++++ DATA LINES ++++
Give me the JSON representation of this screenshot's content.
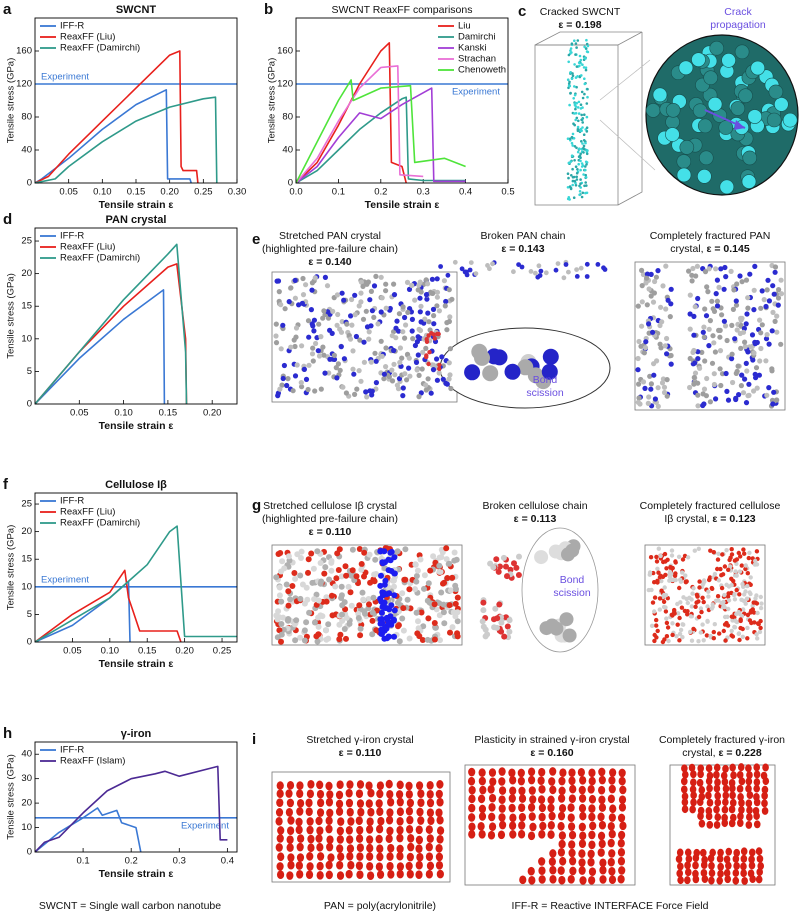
{
  "chart_data": [
    {
      "type": "line",
      "label": "a",
      "title": "SWCNT",
      "xlabel": "Tensile strain ε",
      "ylabel": "Tensile stress (GPa)",
      "xlim": [
        0,
        0.3
      ],
      "ylim": [
        0,
        200
      ],
      "xticks": [
        0.05,
        {
          "value": 0.1,
          "label": "0.10"
        },
        0.15,
        {
          "value": 0.2,
          "label": "0.20"
        },
        0.25,
        {
          "value": 0.3,
          "label": "0.30"
        }
      ],
      "yticks": [
        0,
        40,
        80,
        120,
        160
      ],
      "legend": "upper left",
      "reference": {
        "value": 120,
        "label": "Experiment",
        "color": "#3a78d4"
      },
      "series": [
        {
          "name": "IFF-R",
          "color": "#3a78d4",
          "x": [
            0,
            0.01,
            0.05,
            0.1,
            0.15,
            0.195,
            0.197,
            0.23,
            0.232
          ],
          "values": [
            0,
            5,
            30,
            65,
            95,
            113,
            5,
            5,
            0
          ]
        },
        {
          "name": "ReaxFF (Liu)",
          "color": "#e8201c",
          "x": [
            0,
            0.02,
            0.05,
            0.1,
            0.15,
            0.2,
            0.215,
            0.217,
            0.22,
            0.24,
            0.242
          ],
          "values": [
            0,
            8,
            35,
            75,
            115,
            155,
            160,
            20,
            15,
            15,
            0
          ]
        },
        {
          "name": "ReaxFF (Damirchi)",
          "color": "#2f9a8a",
          "x": [
            0,
            0.03,
            0.05,
            0.1,
            0.15,
            0.2,
            0.25,
            0.268,
            0.27
          ],
          "values": [
            0,
            5,
            20,
            50,
            75,
            92,
            102,
            104,
            0
          ]
        }
      ]
    },
    {
      "type": "line",
      "label": "b",
      "title": "SWCNT ReaxFF comparisons",
      "xlabel": "Tensile strain ε",
      "ylabel": "Tensile stress (GPa)",
      "xlim": [
        0,
        0.5
      ],
      "ylim": [
        0,
        200
      ],
      "xticks": [
        {
          "value": 0,
          "label": "0.0"
        },
        0.1,
        0.2,
        0.3,
        0.4,
        0.5
      ],
      "yticks": [
        0,
        40,
        80,
        120,
        160
      ],
      "legend": "upper right",
      "reference": {
        "value": 120,
        "label": "Experiment",
        "color": "#3a78d4"
      },
      "series": [
        {
          "name": "Liu",
          "color": "#e8201c",
          "x": [
            0,
            0.05,
            0.1,
            0.15,
            0.2,
            0.22,
            0.225,
            0.25,
            0.26
          ],
          "values": [
            0,
            25,
            70,
            120,
            160,
            170,
            25,
            20,
            0
          ]
        },
        {
          "name": "Damirchi",
          "color": "#2f9a8a",
          "x": [
            0,
            0.05,
            0.1,
            0.15,
            0.2,
            0.25,
            0.26,
            0.265,
            0.3,
            0.4
          ],
          "values": [
            0,
            15,
            40,
            65,
            85,
            102,
            104,
            5,
            3,
            3
          ]
        },
        {
          "name": "Kanski",
          "color": "#a23ed6",
          "x": [
            0,
            0.05,
            0.1,
            0.15,
            0.2,
            0.25,
            0.32,
            0.325,
            0.4
          ],
          "values": [
            0,
            20,
            55,
            85,
            78,
            95,
            115,
            2,
            2
          ]
        },
        {
          "name": "Strachan",
          "color": "#e96fd6",
          "x": [
            0,
            0.05,
            0.1,
            0.15,
            0.2,
            0.24,
            0.245,
            0.3
          ],
          "values": [
            0,
            30,
            75,
            115,
            140,
            142,
            10,
            8
          ]
        },
        {
          "name": "Chenoweth",
          "color": "#4fe43a",
          "x": [
            0,
            0.05,
            0.1,
            0.13,
            0.135,
            0.2,
            0.27,
            0.28,
            0.35,
            0.4
          ],
          "values": [
            0,
            50,
            100,
            125,
            100,
            115,
            118,
            25,
            30,
            20
          ]
        }
      ]
    },
    {
      "type": "line",
      "label": "d",
      "title": "PAN crystal",
      "xlabel": "Tensile strain ε",
      "ylabel": "Tensile stress (GPa)",
      "xlim": [
        0,
        0.228
      ],
      "ylim": [
        0,
        27
      ],
      "xticks": [
        0.05,
        {
          "value": 0.1,
          "label": "0.10"
        },
        0.15,
        {
          "value": 0.2,
          "label": "0.20"
        }
      ],
      "yticks": [
        0,
        5,
        10,
        15,
        20,
        25
      ],
      "legend": "upper left",
      "series": [
        {
          "name": "IFF-R",
          "color": "#3a78d4",
          "x": [
            0,
            0.05,
            0.1,
            0.145,
            0.146
          ],
          "values": [
            0,
            7,
            13,
            17.5,
            0
          ]
        },
        {
          "name": "ReaxFF (Liu)",
          "color": "#e8201c",
          "x": [
            0,
            0.05,
            0.1,
            0.15,
            0.16,
            0.17,
            0.171
          ],
          "values": [
            0,
            8,
            15,
            21,
            21.5,
            10,
            0
          ]
        },
        {
          "name": "ReaxFF (Damirchi)",
          "color": "#2f9a8a",
          "x": [
            0,
            0.05,
            0.1,
            0.15,
            0.16,
            0.17,
            0.171
          ],
          "values": [
            0,
            8,
            16,
            23,
            24.5,
            8,
            0
          ]
        }
      ]
    },
    {
      "type": "line",
      "label": "f",
      "title": "Cellulose Iβ",
      "xlabel": "Tensile strain ε",
      "ylabel": "Tensile stress (GPa)",
      "xlim": [
        0,
        0.27
      ],
      "ylim": [
        0,
        27
      ],
      "xticks": [
        0.05,
        {
          "value": 0.1,
          "label": "0.10"
        },
        0.15,
        {
          "value": 0.2,
          "label": "0.20"
        },
        0.25
      ],
      "yticks": [
        0,
        5,
        10,
        15,
        20,
        25
      ],
      "legend": "upper left",
      "reference": {
        "value": 10,
        "label": "Experiment",
        "color": "#3a78d4"
      },
      "series": [
        {
          "name": "IFF-R",
          "color": "#3a78d4",
          "x": [
            0,
            0.05,
            0.1,
            0.125,
            0.127
          ],
          "values": [
            0,
            3,
            8,
            11,
            0
          ]
        },
        {
          "name": "ReaxFF (Liu)",
          "color": "#e8201c",
          "x": [
            0,
            0.05,
            0.1,
            0.12,
            0.125,
            0.13,
            0.14,
            0.19,
            0.195
          ],
          "values": [
            0,
            5,
            9,
            13,
            8,
            6,
            2,
            2,
            0
          ]
        },
        {
          "name": "ReaxFF (Damirchi)",
          "color": "#2f9a8a",
          "x": [
            0,
            0.05,
            0.1,
            0.15,
            0.18,
            0.19,
            0.2,
            0.27
          ],
          "values": [
            0,
            4,
            8,
            14,
            20,
            21,
            1,
            1
          ]
        }
      ]
    },
    {
      "type": "line",
      "label": "h",
      "title": "γ-iron",
      "xlabel": "Tensile strain ε",
      "ylabel": "Tensile stress (GPa)",
      "xlim": [
        0,
        0.42
      ],
      "ylim": [
        0,
        45
      ],
      "xticks": [
        0.1,
        0.2,
        0.3,
        0.4
      ],
      "yticks": [
        0,
        10,
        20,
        30,
        40
      ],
      "legend": "upper left",
      "reference": {
        "value": 14,
        "label": "Experiment",
        "color": "#3a78d4"
      },
      "series": [
        {
          "name": "IFF-R",
          "color": "#3a78d4",
          "x": [
            0,
            0.05,
            0.1,
            0.13,
            0.14,
            0.17,
            0.18,
            0.21,
            0.22
          ],
          "values": [
            0,
            8,
            14,
            18,
            15,
            17,
            12,
            10,
            0
          ]
        },
        {
          "name": "ReaxFF (Islam)",
          "color": "#4c2a94",
          "x": [
            0,
            0.02,
            0.05,
            0.1,
            0.15,
            0.2,
            0.25,
            0.27,
            0.3,
            0.38,
            0.385,
            0.4
          ],
          "values": [
            0,
            4,
            6,
            16,
            25,
            30,
            32,
            33,
            31,
            35,
            5,
            5
          ]
        }
      ]
    }
  ],
  "panels": {
    "c": {
      "label": "c",
      "title": "Cracked SWCNT",
      "strain": "ε = 0.198",
      "annotation": [
        "Crack",
        "propagation"
      ]
    },
    "e": {
      "label": "e",
      "left": [
        "Stretched PAN crystal",
        "(highlighted pre-failure chain)",
        "ε = 0.140"
      ],
      "middle": [
        "Broken PAN chain",
        "ε = 0.143"
      ],
      "right": [
        "Completely fractured PAN",
        "crystal, ",
        "ε = 0.145"
      ],
      "annotation": [
        "Bond",
        "scission"
      ]
    },
    "g": {
      "label": "g",
      "left": [
        "Stretched cellulose Iβ crystal",
        "(highlighted pre-failure chain)",
        "ε = 0.110"
      ],
      "middle": [
        "Broken cellulose chain",
        "ε = 0.113"
      ],
      "right": [
        "Completely fractured cellulose",
        "Iβ crystal, ",
        "ε = 0.123"
      ],
      "annotation": [
        "Bond",
        "scission"
      ]
    },
    "i": {
      "label": "i",
      "left": [
        "Stretched γ-iron crystal",
        "ε = 0.110"
      ],
      "middle": [
        "Plasticity in strained γ-iron crystal",
        "ε = 0.160"
      ],
      "right": [
        "Completely fractured γ-iron",
        "crystal, ",
        "ε = 0.228"
      ]
    }
  },
  "footnotes": [
    "SWCNT = Single wall carbon nanotube",
    "PAN = poly(acrylonitrile)",
    "IFF-R = Reactive INTERFACE Force Field"
  ]
}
++++
▶ [PROMPT]
Locate all lines in the listing above with the word "fractured". Copy them.

▶ [ANSWER FOR THE TASK]
        "Completely fractured PAN",
        "Completely fractured cellulose",
        "Completely fractured γ-iron",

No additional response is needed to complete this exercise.